What the exercise asks:
Please set out the listing, from its first line through the line containing "scatter-point xyxy=(550,508,553,511)", as a JSON list of strings with one string per line and blank lines omitted.
*-*-*
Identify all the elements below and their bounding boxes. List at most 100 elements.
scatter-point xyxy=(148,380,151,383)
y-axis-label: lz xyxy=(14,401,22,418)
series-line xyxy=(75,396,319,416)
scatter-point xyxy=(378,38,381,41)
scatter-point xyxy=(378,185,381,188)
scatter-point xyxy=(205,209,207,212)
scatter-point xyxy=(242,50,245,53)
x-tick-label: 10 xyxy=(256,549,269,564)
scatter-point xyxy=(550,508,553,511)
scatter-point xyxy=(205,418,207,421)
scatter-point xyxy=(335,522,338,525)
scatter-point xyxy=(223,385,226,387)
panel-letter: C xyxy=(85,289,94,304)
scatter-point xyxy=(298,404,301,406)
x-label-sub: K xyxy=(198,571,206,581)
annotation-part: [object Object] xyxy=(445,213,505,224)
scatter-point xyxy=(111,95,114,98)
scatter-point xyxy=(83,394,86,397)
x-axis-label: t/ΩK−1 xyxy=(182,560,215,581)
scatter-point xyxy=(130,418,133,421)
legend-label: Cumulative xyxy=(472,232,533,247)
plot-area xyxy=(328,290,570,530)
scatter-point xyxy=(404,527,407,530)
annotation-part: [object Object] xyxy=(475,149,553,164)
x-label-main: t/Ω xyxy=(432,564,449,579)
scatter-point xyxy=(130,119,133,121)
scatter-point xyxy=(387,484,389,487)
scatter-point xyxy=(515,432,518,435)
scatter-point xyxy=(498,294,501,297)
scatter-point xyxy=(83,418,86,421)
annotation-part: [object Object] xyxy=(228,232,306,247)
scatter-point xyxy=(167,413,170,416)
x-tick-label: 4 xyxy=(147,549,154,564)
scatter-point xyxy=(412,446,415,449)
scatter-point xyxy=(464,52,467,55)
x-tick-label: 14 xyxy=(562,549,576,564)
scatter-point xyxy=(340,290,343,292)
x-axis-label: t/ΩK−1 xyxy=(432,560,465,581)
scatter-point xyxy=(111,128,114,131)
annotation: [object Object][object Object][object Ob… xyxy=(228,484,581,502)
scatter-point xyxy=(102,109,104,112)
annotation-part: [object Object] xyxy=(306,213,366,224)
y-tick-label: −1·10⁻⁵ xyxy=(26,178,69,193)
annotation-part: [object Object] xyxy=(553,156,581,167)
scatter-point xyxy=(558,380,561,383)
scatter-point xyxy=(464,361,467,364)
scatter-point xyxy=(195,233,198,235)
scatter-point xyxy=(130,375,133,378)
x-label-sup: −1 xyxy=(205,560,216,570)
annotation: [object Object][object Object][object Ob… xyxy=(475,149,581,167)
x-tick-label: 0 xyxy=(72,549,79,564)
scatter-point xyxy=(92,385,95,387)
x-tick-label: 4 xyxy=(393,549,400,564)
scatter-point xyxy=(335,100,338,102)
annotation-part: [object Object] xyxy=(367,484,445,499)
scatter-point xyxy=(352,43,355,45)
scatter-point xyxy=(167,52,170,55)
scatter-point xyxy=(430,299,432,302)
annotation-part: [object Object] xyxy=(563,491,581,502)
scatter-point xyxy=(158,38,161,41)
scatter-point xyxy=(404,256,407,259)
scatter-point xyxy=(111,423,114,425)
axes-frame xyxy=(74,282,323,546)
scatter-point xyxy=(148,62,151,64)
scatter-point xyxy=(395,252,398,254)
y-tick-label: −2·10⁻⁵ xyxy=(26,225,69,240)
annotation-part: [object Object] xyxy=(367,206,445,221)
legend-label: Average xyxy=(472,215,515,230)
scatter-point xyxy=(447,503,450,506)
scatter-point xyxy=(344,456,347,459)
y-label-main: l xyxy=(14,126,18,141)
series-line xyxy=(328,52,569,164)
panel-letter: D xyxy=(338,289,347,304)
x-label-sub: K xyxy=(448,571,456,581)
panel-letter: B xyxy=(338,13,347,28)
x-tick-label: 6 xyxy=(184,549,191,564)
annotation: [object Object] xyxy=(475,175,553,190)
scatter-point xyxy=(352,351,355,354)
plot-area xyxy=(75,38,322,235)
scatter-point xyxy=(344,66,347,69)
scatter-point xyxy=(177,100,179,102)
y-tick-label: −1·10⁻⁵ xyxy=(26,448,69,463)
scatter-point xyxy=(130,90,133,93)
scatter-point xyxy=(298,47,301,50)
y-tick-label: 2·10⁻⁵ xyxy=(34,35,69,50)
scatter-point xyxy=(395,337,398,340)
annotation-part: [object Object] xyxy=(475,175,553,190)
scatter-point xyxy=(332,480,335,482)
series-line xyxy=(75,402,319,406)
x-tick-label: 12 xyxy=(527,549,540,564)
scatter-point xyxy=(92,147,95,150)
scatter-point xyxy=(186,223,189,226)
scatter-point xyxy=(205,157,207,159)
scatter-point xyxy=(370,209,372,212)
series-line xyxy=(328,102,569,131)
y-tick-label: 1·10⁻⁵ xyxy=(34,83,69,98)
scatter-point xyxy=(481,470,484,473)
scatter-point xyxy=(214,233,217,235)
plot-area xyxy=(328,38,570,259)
*-*-*
Exercise output:
[
  "Identify all the elements below and their bounding boxes. List at most 100 elements.",
  "scatter-point xyxy=(148,380,151,383)",
  "y-axis-label: lz xyxy=(14,401,22,418)",
  "series-line xyxy=(75,396,319,416)",
  "scatter-point xyxy=(378,38,381,41)",
  "scatter-point xyxy=(378,185,381,188)",
  "scatter-point xyxy=(205,209,207,212)",
  "scatter-point xyxy=(242,50,245,53)",
  "x-tick-label: 10 xyxy=(256,549,269,564)",
  "scatter-point xyxy=(550,508,553,511)"
]